begin Exercise material

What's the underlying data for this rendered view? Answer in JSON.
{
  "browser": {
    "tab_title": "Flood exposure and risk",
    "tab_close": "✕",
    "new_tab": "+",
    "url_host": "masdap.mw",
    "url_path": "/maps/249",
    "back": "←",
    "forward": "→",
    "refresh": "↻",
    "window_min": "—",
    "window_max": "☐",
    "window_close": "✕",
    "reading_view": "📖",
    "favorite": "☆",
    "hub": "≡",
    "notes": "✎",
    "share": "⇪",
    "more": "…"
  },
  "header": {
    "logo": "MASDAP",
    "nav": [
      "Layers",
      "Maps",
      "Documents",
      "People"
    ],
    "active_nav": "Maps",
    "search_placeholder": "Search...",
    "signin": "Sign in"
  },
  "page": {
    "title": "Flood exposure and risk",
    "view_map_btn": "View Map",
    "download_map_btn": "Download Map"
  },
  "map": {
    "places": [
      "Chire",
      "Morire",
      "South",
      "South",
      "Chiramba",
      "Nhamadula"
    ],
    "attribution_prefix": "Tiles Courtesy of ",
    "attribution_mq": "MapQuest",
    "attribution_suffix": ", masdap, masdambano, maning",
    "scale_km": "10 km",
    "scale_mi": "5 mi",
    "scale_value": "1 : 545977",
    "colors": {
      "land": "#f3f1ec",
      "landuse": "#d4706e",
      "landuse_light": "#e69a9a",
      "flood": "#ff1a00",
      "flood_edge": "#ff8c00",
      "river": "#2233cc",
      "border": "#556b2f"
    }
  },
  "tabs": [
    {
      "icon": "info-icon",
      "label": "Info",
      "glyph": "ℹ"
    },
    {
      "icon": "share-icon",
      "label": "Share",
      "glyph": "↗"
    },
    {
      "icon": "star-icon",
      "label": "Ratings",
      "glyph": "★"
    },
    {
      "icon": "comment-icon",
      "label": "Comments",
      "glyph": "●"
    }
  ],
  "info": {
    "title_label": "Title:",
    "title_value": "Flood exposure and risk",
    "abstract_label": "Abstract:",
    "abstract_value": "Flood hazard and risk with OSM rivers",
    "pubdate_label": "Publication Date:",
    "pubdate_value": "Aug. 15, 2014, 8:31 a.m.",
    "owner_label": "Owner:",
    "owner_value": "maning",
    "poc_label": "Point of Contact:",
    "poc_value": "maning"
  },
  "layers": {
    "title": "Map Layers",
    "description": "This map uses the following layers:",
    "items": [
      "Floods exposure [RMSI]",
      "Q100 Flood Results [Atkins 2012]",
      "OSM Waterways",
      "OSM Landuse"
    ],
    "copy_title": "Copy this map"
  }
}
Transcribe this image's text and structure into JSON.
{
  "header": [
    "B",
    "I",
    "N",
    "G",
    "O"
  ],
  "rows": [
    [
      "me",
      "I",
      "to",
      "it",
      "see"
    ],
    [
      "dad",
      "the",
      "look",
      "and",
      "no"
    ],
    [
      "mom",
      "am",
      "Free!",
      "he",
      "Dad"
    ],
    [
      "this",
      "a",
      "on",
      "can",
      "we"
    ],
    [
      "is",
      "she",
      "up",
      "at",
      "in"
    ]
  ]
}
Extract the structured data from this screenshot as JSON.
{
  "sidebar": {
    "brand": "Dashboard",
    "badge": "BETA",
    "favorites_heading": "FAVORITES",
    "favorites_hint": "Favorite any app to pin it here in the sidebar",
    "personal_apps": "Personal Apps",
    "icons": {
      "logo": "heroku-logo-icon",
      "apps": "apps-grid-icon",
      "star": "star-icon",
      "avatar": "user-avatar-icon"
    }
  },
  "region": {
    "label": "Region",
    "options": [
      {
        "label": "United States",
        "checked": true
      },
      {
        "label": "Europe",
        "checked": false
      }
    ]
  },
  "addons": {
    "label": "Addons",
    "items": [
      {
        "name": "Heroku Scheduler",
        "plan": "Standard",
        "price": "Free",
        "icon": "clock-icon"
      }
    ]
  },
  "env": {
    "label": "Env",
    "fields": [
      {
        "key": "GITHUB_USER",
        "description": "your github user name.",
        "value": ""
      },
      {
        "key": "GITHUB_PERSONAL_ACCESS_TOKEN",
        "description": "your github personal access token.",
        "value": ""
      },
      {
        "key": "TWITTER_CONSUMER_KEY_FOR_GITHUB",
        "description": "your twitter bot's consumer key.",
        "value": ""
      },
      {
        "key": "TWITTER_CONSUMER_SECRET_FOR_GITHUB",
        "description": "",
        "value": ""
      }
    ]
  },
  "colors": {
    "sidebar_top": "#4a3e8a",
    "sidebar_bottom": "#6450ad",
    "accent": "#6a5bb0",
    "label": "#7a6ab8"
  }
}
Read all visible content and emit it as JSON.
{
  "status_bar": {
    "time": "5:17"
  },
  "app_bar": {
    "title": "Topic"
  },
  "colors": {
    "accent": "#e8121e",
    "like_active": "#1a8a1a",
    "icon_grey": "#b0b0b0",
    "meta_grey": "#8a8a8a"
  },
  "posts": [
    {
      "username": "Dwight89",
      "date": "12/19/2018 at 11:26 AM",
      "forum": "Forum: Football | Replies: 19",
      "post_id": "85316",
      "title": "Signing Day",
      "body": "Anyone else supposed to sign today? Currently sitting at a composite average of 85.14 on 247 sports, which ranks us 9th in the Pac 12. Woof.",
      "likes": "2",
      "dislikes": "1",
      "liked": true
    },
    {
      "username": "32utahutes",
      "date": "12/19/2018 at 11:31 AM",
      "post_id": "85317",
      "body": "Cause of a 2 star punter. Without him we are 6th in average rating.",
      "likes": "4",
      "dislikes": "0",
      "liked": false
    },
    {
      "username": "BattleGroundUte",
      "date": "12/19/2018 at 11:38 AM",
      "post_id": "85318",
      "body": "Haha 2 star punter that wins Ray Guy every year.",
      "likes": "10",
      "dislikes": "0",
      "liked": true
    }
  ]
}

end Exercise material

» Directive
Determine how many lines of the listing above hold the word "body". Report that number without anything else.

» Response for this exercise
3